Saved data entries
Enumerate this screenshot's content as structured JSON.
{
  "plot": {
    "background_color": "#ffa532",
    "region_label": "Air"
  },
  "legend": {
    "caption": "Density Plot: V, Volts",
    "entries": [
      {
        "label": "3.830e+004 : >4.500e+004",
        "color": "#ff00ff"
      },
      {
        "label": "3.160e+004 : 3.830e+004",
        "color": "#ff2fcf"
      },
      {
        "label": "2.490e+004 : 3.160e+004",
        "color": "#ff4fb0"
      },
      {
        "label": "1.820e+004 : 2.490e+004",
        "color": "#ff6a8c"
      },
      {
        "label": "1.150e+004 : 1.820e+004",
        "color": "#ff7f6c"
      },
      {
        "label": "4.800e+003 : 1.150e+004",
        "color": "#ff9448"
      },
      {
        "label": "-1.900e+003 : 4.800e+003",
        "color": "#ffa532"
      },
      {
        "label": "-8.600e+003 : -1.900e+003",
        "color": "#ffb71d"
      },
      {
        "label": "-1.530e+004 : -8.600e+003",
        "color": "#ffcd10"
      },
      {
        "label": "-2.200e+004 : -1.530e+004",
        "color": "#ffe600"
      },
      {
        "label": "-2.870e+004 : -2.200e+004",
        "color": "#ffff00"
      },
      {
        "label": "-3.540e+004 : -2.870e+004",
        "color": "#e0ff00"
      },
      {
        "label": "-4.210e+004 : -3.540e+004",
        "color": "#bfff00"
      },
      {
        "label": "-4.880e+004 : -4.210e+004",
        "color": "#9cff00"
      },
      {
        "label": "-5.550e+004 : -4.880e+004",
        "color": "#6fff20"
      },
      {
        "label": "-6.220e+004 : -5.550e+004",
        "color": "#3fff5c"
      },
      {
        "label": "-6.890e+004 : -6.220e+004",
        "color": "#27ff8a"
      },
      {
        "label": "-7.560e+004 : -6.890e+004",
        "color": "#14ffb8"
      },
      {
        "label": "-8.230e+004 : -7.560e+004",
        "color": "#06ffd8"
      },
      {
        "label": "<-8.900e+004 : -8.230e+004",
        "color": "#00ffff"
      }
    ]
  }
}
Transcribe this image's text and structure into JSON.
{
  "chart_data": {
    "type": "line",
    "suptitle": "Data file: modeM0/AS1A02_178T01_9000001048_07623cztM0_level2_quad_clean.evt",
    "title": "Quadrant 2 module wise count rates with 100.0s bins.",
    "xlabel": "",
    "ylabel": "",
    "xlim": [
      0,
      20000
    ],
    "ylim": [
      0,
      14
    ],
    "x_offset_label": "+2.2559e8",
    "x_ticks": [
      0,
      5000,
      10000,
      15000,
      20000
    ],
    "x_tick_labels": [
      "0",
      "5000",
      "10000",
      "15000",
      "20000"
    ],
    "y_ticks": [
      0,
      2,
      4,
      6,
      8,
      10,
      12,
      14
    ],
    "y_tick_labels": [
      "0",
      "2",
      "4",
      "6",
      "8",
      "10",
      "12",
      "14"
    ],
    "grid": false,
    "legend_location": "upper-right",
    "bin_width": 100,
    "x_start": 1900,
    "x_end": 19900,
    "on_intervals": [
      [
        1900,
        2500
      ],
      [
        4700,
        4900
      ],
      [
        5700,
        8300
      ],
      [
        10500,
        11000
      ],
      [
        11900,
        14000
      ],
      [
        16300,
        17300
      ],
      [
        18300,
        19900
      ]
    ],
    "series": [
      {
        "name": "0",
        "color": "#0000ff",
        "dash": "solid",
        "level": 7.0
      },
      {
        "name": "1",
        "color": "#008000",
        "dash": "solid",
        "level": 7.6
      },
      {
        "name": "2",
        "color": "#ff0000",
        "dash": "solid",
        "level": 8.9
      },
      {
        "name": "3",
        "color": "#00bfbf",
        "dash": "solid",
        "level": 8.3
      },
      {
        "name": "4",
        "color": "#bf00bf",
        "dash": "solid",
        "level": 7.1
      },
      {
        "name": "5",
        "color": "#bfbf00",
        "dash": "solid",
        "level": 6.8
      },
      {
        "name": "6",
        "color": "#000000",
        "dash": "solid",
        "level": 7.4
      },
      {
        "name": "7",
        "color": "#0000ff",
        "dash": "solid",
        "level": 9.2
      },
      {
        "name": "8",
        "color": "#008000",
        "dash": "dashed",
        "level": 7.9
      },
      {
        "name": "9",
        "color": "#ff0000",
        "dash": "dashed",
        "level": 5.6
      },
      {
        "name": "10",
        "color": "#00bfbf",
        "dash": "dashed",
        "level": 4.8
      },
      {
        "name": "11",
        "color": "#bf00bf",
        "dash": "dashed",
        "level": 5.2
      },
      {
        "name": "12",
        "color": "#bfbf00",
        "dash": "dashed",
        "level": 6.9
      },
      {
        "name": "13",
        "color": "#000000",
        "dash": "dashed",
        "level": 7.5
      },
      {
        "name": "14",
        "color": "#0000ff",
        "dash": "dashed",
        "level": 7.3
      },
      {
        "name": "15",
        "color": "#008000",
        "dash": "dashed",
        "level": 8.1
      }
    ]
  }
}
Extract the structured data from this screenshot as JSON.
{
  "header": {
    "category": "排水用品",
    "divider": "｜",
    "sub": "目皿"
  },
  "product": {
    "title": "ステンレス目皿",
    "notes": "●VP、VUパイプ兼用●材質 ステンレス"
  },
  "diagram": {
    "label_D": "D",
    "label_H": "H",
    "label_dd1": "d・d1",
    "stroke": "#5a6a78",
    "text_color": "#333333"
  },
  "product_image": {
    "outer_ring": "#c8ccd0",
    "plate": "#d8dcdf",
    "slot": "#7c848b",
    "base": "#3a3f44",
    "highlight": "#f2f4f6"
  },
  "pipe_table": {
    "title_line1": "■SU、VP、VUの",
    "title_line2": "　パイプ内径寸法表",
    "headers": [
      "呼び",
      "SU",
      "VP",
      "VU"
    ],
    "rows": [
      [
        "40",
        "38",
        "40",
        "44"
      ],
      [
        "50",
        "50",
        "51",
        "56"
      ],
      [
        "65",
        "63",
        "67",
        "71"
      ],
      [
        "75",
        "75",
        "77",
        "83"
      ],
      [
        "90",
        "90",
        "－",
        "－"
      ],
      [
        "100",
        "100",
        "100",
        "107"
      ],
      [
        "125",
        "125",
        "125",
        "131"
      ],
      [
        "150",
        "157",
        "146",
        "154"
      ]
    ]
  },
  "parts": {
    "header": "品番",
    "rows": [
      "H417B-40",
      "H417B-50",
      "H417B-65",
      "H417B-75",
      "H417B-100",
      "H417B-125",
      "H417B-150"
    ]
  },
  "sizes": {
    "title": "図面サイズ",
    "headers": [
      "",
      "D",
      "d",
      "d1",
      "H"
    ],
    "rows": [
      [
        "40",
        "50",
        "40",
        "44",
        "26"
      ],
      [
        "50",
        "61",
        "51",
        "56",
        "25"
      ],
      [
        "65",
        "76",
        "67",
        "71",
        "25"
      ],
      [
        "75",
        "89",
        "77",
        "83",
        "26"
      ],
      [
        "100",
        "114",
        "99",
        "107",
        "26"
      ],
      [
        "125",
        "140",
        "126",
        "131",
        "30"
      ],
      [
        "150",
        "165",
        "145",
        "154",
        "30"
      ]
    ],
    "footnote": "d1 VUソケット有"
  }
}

- EXERCISE GOAL -
The listing above should be transcribed in full, exactly as written.

- SOLUTION BELOW -
Enumerate this screenshot's content as structured JSON.
{
  "plot": {
    "background_color": "#ffa532",
    "region_label": "Air"
  },
  "legend": {
    "caption": "Density Plot: V, Volts",
    "entries": [
      {
        "label": "3.830e+004 : >4.500e+004",
        "color": "#ff00ff"
      },
      {
        "label": "3.160e+004 : 3.830e+004",
        "color": "#ff2fcf"
      },
      {
        "label": "2.490e+004 : 3.160e+004",
        "color": "#ff4fb0"
      },
      {
        "label": "1.820e+004 : 2.490e+004",
        "color": "#ff6a8c"
      },
      {
        "label": "1.150e+004 : 1.820e+004",
        "color": "#ff7f6c"
      },
      {
        "label": "4.800e+003 : 1.150e+004",
        "color": "#ff9448"
      },
      {
        "label": "-1.900e+003 : 4.800e+003",
        "color": "#ffa532"
      },
      {
        "label": "-8.600e+003 : -1.900e+003",
        "color": "#ffb71d"
      },
      {
        "label": "-1.530e+004 : -8.600e+003",
        "color": "#ffcd10"
      },
      {
        "label": "-2.200e+004 : -1.530e+004",
        "color": "#ffe600"
      },
      {
        "label": "-2.870e+004 : -2.200e+004",
        "color": "#ffff00"
      },
      {
        "label": "-3.540e+004 : -2.870e+004",
        "color": "#e0ff00"
      },
      {
        "label": "-4.210e+004 : -3.540e+004",
        "color": "#bfff00"
      },
      {
        "label": "-4.880e+004 : -4.210e+004",
        "color": "#9cff00"
      },
      {
        "label": "-5.550e+004 : -4.880e+004",
        "color": "#6fff20"
      },
      {
        "label": "-6.220e+004 : -5.550e+004",
        "color": "#3fff5c"
      },
      {
        "label": "-6.890e+004 : -6.220e+004",
        "color": "#27ff8a"
      },
      {
        "label": "-7.560e+004 : -6.890e+004",
        "color": "#14ffb8"
      },
      {
        "label": "-8.230e+004 : -7.560e+004",
        "color": "#06ffd8"
      },
      {
        "label": "<-8.900e+004 : -8.230e+004",
        "color": "#00ffff"
      }
    ]
  }
}
Transcribe this image's text and structure into JSON.
{
  "chart_data": {
    "type": "line",
    "suptitle": "Data file: modeM0/AS1A02_178T01_9000001048_07623cztM0_level2_quad_clean.evt",
    "title": "Quadrant 2 module wise count rates with 100.0s bins.",
    "xlabel": "",
    "ylabel": "",
    "xlim": [
      0,
      20000
    ],
    "ylim": [
      0,
      14
    ],
    "x_offset_label": "+2.2559e8",
    "x_ticks": [
      0,
      5000,
      10000,
      15000,
      20000
    ],
    "x_tick_labels": [
      "0",
      "5000",
      "10000",
      "15000",
      "20000"
    ],
    "y_ticks": [
      0,
      2,
      4,
      6,
      8,
      10,
      12,
      14
    ],
    "y_tick_labels": [
      "0",
      "2",
      "4",
      "6",
      "8",
      "10",
      "12",
      "14"
    ],
    "grid": false,
    "legend_location": "upper-right",
    "bin_width": 100,
    "x_start": 1900,
    "x_end": 19900,
    "on_intervals": [
      [
        1900,
        2500
      ],
      [
        4700,
        4900
      ],
      [
        5700,
        8300
      ],
      [
        10500,
        11000
      ],
      [
        11900,
        14000
      ],
      [
        16300,
        17300
      ],
      [
        18300,
        19900
      ]
    ],
    "series": [
      {
        "name": "0",
        "color": "#0000ff",
        "dash": "solid",
        "level": 7.0
      },
      {
        "name": "1",
        "color": "#008000",
        "dash": "solid",
        "level": 7.6
      },
      {
        "name": "2",
        "color": "#ff0000",
        "dash": "solid",
        "level": 8.9
      },
      {
        "name": "3",
        "color": "#00bfbf",
        "dash": "solid",
        "level": 8.3
      },
      {
        "name": "4",
        "color": "#bf00bf",
        "dash": "solid",
        "level": 7.1
      },
      {
        "name": "5",
        "color": "#bfbf00",
        "dash": "solid",
        "level": 6.8
      },
      {
        "name": "6",
        "color": "#000000",
        "dash": "solid",
        "level": 7.4
      },
      {
        "name": "7",
        "color": "#0000ff",
        "dash": "solid",
        "level": 9.2
      },
      {
        "name": "8",
        "color": "#008000",
        "dash": "dashed",
        "level": 7.9
      },
      {
        "name": "9",
        "color": "#ff0000",
        "dash": "dashed",
        "level": 5.6
      },
      {
        "name": "10",
        "color": "#00bfbf",
        "dash": "dashed",
        "level": 4.8
      },
      {
        "name": "11",
        "color": "#bf00bf",
        "dash": "dashed",
        "level": 5.2
      },
      {
        "name": "12",
        "color": "#bfbf00",
        "dash": "dashed",
        "level": 6.9
      },
      {
        "name": "13",
        "color": "#000000",
        "dash": "dashed",
        "level": 7.5
      },
      {
        "name": "14",
        "color": "#0000ff",
        "dash": "dashed",
        "level": 7.3
      },
      {
        "name": "15",
        "color": "#008000",
        "dash": "dashed",
        "level": 8.1
      }
    ]
  }
}
Extract the structured data from this screenshot as JSON.
{
  "header": {
    "category": "排水用品",
    "divider": "｜",
    "sub": "目皿"
  },
  "product": {
    "title": "ステンレス目皿",
    "notes": "●VP、VUパイプ兼用●材質 ステンレス"
  },
  "diagram": {
    "label_D": "D",
    "label_H": "H",
    "label_dd1": "d・d1",
    "stroke": "#5a6a78",
    "text_color": "#333333"
  },
  "product_image": {
    "outer_ring": "#c8ccd0",
    "plate": "#d8dcdf",
    "slot": "#7c848b",
    "base": "#3a3f44",
    "highlight": "#f2f4f6"
  },
  "pipe_table": {
    "title_line1": "■SU、VP、VUの",
    "title_line2": "　パイプ内径寸法表",
    "headers": [
      "呼び",
      "SU",
      "VP",
      "VU"
    ],
    "rows": [
      [
        "40",
        "38",
        "40",
        "44"
      ],
      [
        "50",
        "50",
        "51",
        "56"
      ],
      [
        "65",
        "63",
        "67",
        "71"
      ],
      [
        "75",
        "75",
        "77",
        "83"
      ],
      [
        "90",
        "90",
        "－",
        "－"
      ],
      [
        "100",
        "100",
        "100",
        "107"
      ],
      [
        "125",
        "125",
        "125",
        "131"
      ],
      [
        "150",
        "157",
        "146",
        "154"
      ]
    ]
  },
  "parts": {
    "header": "品番",
    "rows": [
      "H417B-40",
      "H417B-50",
      "H417B-65",
      "H417B-75",
      "H417B-100",
      "H417B-125",
      "H417B-150"
    ]
  },
  "sizes": {
    "title": "図面サイズ",
    "headers": [
      "",
      "D",
      "d",
      "d1",
      "H"
    ],
    "rows": [
      [
        "40",
        "50",
        "40",
        "44",
        "26"
      ],
      [
        "50",
        "61",
        "51",
        "56",
        "25"
      ],
      [
        "65",
        "76",
        "67",
        "71",
        "25"
      ],
      [
        "75",
        "89",
        "77",
        "83",
        "26"
      ],
      [
        "100",
        "114",
        "99",
        "107",
        "26"
      ],
      [
        "125",
        "140",
        "126",
        "131",
        "30"
      ],
      [
        "150",
        "165",
        "145",
        "154",
        "30"
      ]
    ],
    "footnote": "d1 VUソケット有"
  }
}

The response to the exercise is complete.